Exercise: Search the material for the string "服从分配" and copy each line where it occurs.

Stored items from a collection:
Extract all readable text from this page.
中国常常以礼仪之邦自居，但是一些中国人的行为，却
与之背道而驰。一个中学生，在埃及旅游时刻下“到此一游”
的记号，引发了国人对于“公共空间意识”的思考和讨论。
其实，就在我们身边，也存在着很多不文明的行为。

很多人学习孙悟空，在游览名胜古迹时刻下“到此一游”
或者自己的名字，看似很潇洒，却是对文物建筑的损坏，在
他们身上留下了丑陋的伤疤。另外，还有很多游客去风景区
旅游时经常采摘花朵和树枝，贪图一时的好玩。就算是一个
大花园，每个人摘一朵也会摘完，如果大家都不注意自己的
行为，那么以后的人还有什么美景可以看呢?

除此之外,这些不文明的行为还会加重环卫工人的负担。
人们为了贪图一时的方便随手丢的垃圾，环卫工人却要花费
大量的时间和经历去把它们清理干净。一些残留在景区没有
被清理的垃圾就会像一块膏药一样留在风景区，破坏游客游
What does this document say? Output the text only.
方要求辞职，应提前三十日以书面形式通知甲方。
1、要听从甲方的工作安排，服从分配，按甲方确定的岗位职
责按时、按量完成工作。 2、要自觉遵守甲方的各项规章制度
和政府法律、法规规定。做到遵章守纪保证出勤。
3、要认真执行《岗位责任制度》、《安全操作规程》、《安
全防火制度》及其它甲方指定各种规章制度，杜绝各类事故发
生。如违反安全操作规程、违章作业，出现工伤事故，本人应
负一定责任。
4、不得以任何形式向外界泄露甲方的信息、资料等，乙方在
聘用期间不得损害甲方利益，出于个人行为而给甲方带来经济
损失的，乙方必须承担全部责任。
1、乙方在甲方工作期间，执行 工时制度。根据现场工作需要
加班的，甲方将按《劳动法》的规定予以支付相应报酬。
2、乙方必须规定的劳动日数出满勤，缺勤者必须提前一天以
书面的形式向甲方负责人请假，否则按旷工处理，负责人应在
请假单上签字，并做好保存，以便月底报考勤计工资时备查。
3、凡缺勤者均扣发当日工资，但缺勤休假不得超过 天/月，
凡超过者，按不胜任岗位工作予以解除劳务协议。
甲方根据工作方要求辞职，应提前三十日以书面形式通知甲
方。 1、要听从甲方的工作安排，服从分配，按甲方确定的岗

Complete response:
1、要听从甲方的工作安排，服从分配，按甲方确定的岗位职
方。 1、要听从甲方的工作安排，服从分配，按甲方确定的岗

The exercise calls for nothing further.